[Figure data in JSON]
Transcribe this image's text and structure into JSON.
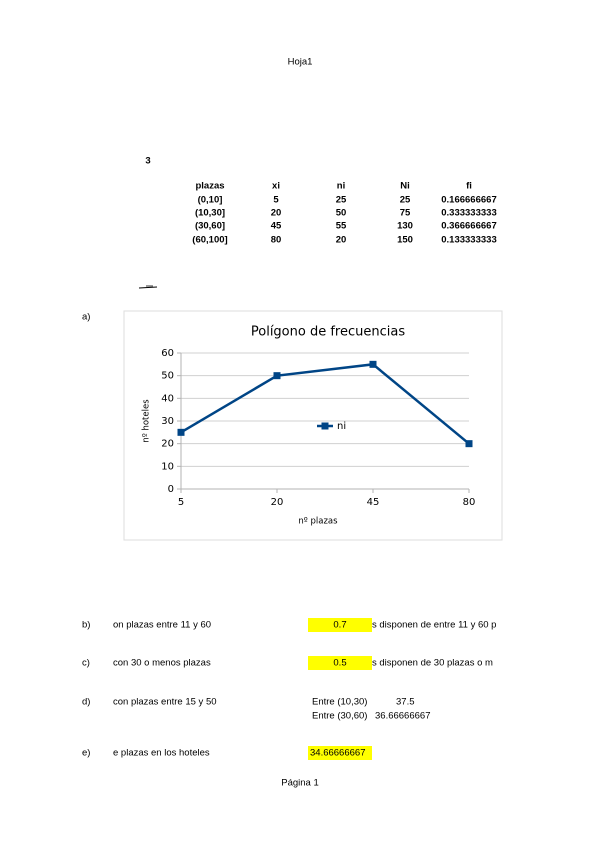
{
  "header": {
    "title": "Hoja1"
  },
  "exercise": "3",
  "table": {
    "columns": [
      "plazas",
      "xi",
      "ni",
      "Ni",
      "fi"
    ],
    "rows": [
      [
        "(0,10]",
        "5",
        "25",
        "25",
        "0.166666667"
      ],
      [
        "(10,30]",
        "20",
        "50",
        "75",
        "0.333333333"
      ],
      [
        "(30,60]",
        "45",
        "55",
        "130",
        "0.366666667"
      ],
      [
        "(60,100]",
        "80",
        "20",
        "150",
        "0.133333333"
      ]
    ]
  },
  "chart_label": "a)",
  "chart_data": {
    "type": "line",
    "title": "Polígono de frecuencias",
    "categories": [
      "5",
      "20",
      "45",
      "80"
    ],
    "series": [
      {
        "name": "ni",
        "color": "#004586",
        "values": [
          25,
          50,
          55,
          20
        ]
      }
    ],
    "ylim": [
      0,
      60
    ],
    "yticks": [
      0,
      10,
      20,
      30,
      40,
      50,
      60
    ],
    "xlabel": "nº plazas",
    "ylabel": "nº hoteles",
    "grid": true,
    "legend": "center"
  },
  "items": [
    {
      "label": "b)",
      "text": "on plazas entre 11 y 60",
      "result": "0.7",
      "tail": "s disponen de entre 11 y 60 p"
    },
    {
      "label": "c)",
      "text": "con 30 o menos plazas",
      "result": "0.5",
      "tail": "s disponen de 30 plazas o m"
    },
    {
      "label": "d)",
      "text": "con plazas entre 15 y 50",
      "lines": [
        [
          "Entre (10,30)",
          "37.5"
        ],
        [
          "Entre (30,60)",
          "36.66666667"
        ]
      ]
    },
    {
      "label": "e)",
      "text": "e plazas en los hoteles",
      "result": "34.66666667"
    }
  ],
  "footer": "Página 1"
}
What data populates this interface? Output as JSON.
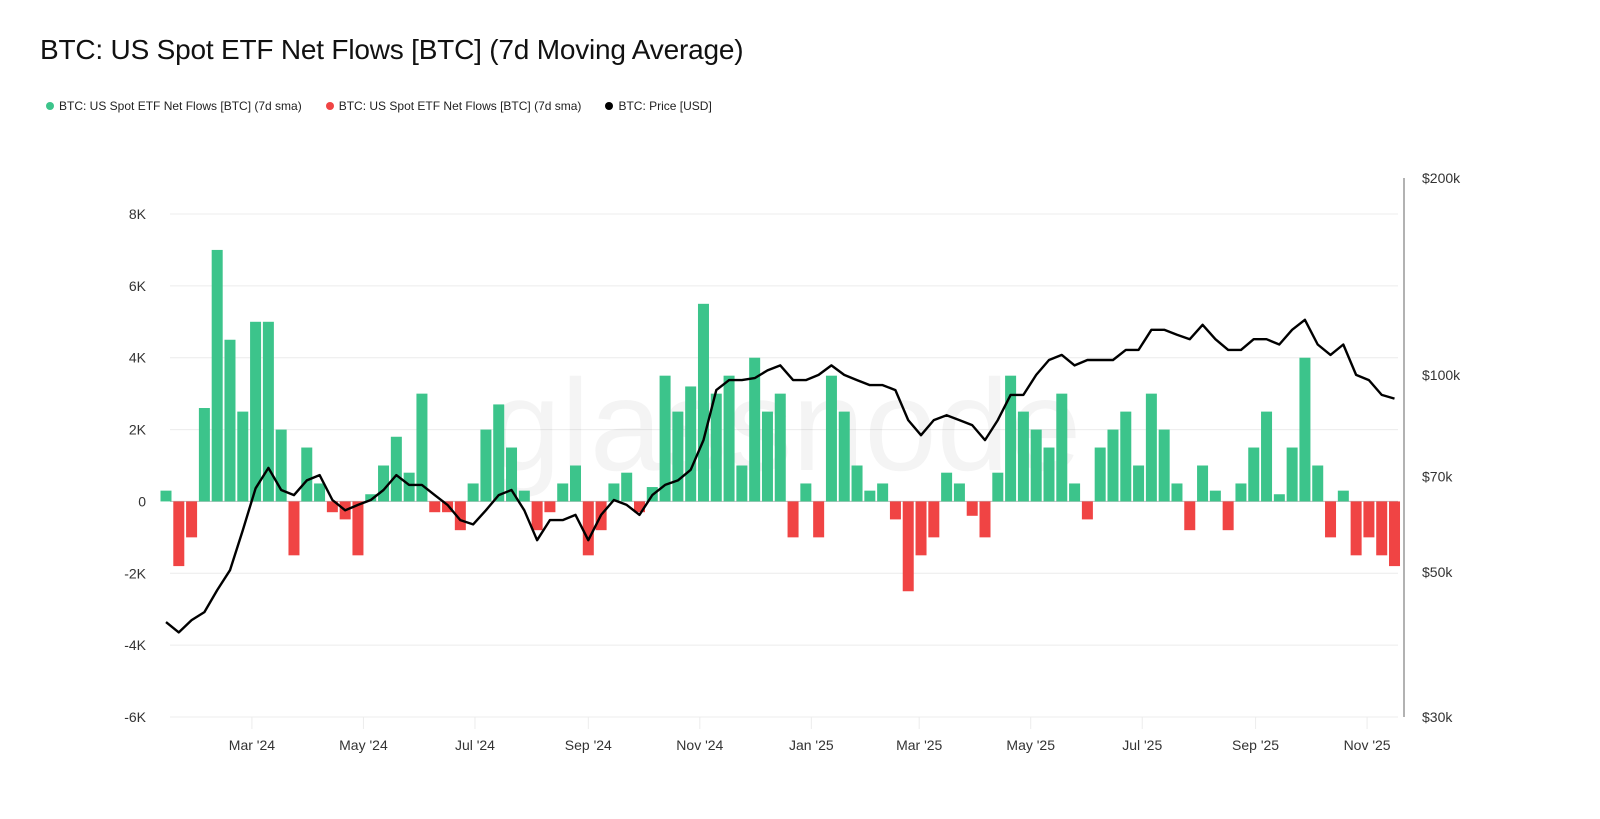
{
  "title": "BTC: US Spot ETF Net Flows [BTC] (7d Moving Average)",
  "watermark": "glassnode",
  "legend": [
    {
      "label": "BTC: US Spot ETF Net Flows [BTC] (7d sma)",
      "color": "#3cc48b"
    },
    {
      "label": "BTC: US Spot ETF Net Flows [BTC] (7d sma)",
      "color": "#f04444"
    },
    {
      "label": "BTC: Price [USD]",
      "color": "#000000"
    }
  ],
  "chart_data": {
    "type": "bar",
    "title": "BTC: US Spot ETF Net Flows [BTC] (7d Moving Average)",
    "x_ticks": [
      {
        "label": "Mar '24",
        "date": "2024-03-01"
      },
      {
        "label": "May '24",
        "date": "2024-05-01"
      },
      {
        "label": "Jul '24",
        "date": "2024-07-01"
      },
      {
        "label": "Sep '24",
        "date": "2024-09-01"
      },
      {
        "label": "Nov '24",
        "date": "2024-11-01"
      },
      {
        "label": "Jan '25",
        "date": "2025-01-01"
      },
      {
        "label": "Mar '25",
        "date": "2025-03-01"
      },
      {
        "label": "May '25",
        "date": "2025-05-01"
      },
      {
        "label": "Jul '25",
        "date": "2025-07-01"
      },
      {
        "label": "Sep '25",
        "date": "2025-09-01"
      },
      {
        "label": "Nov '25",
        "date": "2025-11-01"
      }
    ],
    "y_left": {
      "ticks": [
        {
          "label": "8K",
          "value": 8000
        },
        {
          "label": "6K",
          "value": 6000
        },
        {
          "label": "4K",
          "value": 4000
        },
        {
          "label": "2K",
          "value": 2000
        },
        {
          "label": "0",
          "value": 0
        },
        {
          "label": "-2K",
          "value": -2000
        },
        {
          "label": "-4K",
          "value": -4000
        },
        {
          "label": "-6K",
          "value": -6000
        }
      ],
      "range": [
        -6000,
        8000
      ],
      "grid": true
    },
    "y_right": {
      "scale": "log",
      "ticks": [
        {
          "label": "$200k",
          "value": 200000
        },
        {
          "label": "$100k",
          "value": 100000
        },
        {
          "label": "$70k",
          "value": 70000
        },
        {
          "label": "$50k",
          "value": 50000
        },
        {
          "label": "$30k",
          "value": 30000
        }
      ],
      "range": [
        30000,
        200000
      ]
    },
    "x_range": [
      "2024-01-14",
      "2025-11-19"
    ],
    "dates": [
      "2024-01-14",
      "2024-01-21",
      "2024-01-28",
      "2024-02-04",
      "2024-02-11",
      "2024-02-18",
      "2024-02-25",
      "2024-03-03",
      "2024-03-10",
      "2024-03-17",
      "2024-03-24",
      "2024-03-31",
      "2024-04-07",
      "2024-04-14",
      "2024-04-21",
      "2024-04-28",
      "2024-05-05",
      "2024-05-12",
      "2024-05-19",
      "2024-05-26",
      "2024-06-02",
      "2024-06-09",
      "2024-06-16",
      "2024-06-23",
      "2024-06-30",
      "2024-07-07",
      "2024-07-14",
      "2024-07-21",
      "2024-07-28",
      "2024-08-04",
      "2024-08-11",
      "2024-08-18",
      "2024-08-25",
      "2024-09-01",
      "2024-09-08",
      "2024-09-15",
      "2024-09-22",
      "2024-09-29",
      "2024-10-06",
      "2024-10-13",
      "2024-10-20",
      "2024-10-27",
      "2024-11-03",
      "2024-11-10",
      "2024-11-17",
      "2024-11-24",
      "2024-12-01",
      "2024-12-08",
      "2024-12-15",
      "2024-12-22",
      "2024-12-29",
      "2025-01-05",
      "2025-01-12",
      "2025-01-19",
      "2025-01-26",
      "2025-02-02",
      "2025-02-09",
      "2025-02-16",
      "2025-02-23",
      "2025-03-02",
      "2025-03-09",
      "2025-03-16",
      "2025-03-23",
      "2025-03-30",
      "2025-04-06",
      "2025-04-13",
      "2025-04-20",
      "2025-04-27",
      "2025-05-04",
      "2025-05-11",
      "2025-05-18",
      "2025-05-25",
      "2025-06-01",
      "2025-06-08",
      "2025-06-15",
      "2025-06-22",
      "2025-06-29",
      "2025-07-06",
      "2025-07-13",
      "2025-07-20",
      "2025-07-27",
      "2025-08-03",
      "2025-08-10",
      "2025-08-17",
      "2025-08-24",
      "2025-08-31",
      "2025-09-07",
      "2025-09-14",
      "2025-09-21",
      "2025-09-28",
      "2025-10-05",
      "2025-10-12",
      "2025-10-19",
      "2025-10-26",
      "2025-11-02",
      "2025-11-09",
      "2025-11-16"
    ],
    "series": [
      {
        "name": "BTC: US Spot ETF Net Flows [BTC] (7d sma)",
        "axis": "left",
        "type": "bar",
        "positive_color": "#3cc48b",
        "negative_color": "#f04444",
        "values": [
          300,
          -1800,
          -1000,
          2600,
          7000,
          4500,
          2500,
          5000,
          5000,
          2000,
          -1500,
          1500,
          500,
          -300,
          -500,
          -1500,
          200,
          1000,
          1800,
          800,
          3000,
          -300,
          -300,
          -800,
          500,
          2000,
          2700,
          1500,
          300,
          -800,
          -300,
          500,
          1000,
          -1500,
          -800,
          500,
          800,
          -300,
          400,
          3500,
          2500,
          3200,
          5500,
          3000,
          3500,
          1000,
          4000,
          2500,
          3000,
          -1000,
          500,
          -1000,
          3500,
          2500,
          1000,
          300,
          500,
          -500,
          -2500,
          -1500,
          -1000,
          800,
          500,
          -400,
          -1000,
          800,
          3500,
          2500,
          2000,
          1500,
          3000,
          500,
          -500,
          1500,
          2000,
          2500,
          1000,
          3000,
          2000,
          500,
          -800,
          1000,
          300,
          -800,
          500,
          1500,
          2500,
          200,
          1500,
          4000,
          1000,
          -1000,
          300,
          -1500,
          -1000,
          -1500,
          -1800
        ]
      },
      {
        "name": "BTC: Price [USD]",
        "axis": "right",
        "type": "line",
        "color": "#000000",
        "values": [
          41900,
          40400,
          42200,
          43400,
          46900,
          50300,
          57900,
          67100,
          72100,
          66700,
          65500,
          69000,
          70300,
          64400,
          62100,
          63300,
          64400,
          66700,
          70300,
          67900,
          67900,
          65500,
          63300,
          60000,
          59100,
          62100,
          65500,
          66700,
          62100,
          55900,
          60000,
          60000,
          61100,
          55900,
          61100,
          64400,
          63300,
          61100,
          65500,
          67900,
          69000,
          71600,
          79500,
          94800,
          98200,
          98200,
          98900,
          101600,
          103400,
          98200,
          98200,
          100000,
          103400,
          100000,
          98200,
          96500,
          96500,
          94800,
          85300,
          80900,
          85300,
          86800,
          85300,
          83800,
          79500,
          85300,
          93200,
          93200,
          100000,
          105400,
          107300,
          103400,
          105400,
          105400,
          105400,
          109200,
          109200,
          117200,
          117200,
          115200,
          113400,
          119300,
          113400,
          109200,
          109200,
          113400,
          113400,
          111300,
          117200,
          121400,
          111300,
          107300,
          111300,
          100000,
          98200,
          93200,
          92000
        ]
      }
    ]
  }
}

TASK DETAILS:
Extract all lines containing the word "Average".

REPLY:
  "title": "BTC: US Spot ETF Net Flows [BTC] (7d Moving Average)",
    "title": "BTC: US Spot ETF Net Flows [BTC] (7d Moving Average)",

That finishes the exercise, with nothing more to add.